Given exercise> In the material below, identify each line bearing the word "name". Reproduce those lines.
####
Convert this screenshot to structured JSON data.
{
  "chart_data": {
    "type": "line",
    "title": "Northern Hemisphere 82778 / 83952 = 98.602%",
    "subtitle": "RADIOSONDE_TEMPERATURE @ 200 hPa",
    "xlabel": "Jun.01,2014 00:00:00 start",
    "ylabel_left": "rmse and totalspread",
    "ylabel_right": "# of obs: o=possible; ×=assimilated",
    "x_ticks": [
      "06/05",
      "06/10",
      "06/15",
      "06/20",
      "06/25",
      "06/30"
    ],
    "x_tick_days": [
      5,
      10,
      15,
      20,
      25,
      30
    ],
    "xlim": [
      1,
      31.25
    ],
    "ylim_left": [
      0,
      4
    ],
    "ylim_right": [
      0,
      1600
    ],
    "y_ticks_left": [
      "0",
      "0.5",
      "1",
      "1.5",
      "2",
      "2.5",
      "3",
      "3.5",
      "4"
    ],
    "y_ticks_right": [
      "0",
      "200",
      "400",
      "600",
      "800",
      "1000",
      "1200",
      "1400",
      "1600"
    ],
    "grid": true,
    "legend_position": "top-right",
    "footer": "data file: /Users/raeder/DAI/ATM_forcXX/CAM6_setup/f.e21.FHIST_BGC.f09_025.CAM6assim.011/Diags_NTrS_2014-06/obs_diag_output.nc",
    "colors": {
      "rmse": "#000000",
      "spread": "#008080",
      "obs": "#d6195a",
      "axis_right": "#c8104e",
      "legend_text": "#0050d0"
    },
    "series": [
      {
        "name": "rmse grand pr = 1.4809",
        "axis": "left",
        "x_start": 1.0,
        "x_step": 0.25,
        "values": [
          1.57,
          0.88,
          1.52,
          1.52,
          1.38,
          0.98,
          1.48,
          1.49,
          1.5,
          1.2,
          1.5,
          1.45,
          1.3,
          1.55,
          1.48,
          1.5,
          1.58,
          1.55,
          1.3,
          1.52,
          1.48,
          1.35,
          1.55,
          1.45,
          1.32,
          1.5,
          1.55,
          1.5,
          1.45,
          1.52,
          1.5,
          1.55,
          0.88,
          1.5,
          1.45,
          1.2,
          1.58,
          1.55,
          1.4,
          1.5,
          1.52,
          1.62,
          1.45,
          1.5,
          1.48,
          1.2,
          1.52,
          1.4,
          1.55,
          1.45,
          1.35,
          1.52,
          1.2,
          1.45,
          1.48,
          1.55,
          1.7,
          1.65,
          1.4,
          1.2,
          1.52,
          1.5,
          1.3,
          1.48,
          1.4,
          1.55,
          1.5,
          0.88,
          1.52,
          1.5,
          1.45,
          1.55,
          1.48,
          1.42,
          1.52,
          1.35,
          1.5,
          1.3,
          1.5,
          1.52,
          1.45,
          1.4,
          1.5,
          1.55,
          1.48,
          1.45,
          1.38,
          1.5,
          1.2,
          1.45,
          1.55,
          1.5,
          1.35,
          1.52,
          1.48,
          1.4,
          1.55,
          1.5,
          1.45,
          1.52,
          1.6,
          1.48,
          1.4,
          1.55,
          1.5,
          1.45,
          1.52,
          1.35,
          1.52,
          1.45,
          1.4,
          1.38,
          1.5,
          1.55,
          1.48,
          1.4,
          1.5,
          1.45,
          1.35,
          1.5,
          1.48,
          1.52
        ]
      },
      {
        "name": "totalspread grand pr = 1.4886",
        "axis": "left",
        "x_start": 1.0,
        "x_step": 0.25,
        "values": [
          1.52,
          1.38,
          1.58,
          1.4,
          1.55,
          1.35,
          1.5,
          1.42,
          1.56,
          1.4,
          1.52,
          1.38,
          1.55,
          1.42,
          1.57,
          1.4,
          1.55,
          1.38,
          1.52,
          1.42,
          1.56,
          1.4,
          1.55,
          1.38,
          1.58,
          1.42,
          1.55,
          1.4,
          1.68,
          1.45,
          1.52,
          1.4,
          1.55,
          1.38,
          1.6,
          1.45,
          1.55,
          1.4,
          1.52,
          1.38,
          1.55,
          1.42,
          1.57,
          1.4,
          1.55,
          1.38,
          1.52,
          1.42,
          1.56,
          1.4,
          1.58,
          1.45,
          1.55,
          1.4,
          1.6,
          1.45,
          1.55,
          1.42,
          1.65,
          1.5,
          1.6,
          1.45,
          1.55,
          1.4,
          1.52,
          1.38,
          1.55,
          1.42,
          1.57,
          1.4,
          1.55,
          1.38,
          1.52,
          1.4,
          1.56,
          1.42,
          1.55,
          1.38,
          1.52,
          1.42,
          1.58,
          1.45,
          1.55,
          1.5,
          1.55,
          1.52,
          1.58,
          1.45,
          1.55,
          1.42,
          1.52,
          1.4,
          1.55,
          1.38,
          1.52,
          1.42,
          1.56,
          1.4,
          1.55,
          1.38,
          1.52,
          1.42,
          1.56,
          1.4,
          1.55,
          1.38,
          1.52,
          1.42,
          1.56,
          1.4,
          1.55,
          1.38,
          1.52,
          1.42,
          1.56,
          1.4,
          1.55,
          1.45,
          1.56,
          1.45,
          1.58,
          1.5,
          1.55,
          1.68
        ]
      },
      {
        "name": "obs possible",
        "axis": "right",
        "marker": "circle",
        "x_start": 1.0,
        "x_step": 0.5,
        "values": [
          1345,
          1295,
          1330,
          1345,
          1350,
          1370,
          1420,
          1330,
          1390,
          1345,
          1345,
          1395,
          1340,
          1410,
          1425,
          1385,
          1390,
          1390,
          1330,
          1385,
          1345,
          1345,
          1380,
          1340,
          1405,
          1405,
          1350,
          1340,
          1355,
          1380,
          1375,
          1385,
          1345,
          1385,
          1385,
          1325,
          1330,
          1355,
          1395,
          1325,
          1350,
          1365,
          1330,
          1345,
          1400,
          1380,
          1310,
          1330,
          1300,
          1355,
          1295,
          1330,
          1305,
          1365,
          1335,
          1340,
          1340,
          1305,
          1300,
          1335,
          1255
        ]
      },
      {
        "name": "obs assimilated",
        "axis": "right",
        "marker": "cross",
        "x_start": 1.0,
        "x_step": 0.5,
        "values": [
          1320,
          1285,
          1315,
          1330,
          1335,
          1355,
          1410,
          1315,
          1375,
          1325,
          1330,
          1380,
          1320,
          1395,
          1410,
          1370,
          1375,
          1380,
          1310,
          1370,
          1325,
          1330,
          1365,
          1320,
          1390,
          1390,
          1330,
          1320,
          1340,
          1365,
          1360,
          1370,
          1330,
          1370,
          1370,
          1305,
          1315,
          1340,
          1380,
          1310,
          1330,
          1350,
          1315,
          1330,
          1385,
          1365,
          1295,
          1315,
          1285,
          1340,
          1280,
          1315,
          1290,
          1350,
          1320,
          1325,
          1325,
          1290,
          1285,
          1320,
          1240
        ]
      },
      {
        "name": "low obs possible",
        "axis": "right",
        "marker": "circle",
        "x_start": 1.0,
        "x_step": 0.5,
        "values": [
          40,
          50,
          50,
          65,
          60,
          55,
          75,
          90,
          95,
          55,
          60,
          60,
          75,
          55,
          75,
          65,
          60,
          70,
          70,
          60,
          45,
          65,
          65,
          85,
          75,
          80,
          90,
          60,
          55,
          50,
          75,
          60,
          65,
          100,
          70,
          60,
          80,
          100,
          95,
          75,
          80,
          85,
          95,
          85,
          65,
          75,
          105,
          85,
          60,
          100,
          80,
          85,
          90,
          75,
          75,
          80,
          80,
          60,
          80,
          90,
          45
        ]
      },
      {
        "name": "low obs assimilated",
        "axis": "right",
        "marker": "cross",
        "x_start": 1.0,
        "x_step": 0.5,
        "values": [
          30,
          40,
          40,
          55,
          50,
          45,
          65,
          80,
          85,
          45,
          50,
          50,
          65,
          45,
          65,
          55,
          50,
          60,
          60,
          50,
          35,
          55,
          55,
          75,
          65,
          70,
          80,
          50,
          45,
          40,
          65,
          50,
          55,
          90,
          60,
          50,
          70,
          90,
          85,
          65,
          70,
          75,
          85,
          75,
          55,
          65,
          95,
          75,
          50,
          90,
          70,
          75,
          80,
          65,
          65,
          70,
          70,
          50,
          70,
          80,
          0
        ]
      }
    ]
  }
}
####
The output>
        "name": "rmse grand pr = 1.4809",
        "name": "totalspread grand pr = 1.4886",
        "name": "obs possible",
        "name": "obs assimilated",
        "name": "low obs possible",
        "name": "low obs assimilated",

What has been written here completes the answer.